• [Stated task]
Filter the entries and keep only the lines where the string "replies" appears.

• [Listing]

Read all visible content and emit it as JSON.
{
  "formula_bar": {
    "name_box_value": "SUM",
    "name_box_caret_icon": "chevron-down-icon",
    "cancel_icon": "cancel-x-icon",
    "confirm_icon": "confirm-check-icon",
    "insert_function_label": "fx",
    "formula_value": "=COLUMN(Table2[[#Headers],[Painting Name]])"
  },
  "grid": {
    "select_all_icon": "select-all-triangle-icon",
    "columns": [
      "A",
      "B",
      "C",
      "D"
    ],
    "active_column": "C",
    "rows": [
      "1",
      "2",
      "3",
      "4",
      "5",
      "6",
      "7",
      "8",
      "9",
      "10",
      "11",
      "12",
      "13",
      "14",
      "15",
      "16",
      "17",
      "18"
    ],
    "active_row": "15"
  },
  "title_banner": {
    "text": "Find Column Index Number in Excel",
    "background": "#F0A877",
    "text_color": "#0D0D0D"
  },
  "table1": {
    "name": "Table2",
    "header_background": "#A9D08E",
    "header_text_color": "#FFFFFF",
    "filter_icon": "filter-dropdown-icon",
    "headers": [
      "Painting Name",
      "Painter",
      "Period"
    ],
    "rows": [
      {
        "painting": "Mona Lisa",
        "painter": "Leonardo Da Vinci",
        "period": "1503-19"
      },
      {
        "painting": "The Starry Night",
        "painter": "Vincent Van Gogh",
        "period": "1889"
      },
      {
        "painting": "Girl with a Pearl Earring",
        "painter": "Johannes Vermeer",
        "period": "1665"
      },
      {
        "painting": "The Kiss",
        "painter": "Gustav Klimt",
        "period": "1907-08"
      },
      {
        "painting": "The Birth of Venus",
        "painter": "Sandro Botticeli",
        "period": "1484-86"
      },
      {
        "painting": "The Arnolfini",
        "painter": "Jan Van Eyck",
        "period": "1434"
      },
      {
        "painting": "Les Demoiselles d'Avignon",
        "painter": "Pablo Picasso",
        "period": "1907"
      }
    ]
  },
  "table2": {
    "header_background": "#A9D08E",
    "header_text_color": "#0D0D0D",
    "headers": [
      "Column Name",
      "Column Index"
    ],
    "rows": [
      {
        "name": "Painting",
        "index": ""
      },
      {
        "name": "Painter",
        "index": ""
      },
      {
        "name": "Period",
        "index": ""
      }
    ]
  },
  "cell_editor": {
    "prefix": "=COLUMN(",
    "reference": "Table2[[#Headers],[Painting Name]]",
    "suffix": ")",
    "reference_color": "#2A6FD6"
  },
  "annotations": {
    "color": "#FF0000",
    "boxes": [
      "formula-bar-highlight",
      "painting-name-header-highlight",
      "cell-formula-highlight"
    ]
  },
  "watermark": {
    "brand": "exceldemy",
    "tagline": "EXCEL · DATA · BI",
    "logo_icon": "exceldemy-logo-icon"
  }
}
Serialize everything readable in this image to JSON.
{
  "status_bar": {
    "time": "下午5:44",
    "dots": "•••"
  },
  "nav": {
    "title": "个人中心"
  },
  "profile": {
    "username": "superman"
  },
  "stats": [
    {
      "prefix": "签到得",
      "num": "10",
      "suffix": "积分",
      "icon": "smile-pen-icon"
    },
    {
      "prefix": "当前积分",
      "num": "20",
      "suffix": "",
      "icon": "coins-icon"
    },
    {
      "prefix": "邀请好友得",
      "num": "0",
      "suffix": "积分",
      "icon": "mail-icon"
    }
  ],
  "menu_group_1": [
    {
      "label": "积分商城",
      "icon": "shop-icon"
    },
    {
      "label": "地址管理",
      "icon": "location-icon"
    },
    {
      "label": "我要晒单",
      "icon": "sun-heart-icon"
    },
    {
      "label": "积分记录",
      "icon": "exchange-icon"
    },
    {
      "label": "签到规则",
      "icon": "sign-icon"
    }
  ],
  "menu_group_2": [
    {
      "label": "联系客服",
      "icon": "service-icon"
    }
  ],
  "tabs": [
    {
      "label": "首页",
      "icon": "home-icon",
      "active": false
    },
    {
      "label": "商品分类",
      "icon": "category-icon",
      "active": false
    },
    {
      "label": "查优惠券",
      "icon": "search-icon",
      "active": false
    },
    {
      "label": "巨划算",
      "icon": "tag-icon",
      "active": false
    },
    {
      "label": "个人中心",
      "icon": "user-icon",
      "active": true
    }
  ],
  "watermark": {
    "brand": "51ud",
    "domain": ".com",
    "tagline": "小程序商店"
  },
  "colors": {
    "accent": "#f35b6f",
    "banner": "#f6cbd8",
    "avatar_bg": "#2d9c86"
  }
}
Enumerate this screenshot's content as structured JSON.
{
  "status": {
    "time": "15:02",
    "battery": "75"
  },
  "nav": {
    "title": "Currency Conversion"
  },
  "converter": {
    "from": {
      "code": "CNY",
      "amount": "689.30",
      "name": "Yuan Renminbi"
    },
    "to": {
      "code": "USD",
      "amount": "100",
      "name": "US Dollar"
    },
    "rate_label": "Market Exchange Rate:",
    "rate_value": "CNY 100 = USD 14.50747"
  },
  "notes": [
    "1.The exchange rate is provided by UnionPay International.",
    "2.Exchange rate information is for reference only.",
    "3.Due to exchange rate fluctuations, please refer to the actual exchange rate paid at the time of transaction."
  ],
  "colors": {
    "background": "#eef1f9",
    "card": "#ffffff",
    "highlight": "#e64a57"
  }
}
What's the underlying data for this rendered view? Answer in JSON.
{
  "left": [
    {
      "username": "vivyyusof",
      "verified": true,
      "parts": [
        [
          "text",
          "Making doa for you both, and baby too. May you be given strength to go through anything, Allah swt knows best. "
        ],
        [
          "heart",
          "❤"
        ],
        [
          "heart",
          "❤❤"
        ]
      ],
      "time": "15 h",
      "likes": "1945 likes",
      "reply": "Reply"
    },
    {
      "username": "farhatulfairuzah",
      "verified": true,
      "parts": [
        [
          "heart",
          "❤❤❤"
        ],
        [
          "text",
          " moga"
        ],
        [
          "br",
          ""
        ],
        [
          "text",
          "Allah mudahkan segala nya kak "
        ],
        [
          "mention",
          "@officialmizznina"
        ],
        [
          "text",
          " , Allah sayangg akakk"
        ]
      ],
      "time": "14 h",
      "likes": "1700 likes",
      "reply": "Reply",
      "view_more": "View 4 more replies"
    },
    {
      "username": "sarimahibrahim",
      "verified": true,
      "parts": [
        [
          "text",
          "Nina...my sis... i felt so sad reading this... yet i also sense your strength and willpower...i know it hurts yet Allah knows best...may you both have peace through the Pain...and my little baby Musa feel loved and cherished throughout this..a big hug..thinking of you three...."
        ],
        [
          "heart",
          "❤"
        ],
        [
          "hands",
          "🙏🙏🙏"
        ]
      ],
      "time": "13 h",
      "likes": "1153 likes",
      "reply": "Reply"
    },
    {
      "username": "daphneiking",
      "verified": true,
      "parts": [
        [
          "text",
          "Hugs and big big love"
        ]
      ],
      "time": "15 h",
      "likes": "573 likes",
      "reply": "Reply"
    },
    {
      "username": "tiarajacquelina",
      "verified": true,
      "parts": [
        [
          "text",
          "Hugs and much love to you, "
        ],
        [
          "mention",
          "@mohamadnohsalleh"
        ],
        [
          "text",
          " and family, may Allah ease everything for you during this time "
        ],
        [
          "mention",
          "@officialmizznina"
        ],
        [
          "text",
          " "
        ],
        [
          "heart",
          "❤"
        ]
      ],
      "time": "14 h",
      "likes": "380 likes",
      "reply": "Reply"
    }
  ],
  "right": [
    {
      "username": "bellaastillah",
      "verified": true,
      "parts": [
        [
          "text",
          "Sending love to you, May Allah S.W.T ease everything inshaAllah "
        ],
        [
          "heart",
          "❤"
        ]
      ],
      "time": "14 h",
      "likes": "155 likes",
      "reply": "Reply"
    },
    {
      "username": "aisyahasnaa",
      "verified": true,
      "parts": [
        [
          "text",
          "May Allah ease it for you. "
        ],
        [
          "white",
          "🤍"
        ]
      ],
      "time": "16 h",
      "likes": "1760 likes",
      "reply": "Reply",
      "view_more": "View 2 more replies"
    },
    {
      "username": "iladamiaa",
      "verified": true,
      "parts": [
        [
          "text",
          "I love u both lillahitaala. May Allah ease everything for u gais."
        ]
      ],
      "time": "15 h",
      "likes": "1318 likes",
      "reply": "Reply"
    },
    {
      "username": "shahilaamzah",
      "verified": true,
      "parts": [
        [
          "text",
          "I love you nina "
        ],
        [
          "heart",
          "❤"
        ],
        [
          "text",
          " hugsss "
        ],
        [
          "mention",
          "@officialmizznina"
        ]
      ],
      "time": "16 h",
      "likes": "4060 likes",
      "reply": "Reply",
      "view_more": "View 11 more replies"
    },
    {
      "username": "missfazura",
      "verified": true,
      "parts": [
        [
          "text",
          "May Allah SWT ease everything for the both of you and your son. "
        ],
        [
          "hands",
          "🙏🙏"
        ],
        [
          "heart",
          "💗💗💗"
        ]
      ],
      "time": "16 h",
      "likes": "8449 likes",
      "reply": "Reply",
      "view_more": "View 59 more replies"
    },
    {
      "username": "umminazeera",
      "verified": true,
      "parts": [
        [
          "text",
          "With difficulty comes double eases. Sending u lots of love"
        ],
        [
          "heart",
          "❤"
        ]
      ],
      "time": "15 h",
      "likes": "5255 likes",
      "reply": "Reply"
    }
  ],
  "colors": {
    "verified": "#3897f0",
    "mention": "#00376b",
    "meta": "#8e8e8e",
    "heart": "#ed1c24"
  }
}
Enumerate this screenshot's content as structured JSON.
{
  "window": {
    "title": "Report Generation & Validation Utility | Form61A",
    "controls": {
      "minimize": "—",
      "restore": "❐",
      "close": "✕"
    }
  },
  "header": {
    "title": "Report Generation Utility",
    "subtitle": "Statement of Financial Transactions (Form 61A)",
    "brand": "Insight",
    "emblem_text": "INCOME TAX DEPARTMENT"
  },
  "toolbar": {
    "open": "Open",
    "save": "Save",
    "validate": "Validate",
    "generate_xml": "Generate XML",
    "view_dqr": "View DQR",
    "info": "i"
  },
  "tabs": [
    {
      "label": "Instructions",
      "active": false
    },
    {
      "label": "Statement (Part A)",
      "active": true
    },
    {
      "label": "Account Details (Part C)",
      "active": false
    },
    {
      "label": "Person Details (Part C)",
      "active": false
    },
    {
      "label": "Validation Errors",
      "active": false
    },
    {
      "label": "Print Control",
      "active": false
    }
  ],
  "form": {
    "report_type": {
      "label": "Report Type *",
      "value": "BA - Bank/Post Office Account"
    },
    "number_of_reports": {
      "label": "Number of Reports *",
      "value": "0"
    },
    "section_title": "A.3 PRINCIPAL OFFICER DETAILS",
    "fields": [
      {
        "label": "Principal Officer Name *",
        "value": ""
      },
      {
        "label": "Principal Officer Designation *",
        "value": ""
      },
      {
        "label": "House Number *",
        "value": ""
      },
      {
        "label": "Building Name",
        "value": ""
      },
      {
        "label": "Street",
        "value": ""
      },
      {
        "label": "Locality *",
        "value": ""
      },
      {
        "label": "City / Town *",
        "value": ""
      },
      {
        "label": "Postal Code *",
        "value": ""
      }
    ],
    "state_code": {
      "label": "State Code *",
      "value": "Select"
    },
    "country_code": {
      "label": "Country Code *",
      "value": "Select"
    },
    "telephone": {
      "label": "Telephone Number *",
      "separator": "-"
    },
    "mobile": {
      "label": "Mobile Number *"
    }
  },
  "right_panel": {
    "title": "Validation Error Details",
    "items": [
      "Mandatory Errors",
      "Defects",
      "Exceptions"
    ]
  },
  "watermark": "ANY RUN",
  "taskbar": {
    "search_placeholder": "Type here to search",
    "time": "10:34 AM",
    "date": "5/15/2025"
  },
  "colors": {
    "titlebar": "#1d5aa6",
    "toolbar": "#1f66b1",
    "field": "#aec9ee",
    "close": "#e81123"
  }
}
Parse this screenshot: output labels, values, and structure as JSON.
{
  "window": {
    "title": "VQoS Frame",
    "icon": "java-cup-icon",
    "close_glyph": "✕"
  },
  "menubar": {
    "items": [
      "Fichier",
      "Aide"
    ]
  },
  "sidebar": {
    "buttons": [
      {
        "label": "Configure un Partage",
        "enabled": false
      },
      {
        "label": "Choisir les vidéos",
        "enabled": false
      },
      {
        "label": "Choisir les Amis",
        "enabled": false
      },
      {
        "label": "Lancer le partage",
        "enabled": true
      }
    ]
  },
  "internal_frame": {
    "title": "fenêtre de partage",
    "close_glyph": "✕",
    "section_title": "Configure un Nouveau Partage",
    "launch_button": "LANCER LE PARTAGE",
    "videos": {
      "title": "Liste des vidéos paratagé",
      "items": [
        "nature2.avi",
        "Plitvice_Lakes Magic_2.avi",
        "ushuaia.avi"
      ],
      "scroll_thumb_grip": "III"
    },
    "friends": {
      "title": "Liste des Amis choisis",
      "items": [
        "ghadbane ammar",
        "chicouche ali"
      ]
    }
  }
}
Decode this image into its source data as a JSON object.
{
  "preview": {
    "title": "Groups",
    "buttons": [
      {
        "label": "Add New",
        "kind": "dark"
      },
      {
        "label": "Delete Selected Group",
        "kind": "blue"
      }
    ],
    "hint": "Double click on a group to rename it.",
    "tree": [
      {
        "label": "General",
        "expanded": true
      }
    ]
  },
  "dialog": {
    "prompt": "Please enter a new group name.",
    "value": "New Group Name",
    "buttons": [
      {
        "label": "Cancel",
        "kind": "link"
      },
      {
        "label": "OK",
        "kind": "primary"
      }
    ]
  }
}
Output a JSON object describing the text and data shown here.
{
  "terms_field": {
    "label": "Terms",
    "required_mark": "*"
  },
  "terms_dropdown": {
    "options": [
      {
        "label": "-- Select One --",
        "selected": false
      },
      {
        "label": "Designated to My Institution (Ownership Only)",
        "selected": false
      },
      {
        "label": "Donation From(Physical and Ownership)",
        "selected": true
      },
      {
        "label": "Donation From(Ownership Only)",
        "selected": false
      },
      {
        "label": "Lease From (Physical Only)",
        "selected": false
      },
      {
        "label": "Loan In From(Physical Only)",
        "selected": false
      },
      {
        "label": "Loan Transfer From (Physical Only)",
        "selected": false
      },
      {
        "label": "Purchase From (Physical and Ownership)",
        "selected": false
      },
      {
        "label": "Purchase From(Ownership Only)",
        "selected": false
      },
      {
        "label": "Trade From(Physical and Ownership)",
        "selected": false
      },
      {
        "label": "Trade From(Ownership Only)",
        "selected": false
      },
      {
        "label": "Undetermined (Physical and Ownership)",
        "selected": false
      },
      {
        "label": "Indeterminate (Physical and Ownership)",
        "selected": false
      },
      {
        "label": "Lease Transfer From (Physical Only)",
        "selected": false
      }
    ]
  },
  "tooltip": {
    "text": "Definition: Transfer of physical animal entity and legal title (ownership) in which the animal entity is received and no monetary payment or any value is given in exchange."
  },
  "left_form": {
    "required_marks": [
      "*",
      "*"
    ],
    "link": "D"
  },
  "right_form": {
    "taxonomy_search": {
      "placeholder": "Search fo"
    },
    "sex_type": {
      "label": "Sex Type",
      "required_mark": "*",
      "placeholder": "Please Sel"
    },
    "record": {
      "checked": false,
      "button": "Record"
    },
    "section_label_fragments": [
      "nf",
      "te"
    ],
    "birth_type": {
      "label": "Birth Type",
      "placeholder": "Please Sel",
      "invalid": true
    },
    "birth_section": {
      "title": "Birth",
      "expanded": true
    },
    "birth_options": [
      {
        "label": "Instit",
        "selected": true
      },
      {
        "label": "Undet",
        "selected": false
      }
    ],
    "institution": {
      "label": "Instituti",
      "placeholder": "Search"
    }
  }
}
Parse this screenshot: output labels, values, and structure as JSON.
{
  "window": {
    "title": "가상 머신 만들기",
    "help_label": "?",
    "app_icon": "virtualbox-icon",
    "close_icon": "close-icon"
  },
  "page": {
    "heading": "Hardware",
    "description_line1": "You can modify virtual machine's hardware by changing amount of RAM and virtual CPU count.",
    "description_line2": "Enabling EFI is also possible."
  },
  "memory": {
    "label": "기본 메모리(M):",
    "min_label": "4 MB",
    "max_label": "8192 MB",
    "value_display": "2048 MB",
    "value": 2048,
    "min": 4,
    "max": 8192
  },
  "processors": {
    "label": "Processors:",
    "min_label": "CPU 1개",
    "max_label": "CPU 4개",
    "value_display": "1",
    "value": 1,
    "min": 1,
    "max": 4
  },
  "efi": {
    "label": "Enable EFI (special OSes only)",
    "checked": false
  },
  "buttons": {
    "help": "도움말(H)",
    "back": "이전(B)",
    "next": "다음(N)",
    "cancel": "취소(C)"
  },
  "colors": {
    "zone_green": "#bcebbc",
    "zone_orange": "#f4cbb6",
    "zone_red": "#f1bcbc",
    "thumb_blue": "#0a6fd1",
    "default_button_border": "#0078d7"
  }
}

• [Right answer]
      "view_more": "View 4 more replies"
      "view_more": "View 2 more replies"
      "view_more": "View 11 more replies"
      "view_more": "View 59 more replies"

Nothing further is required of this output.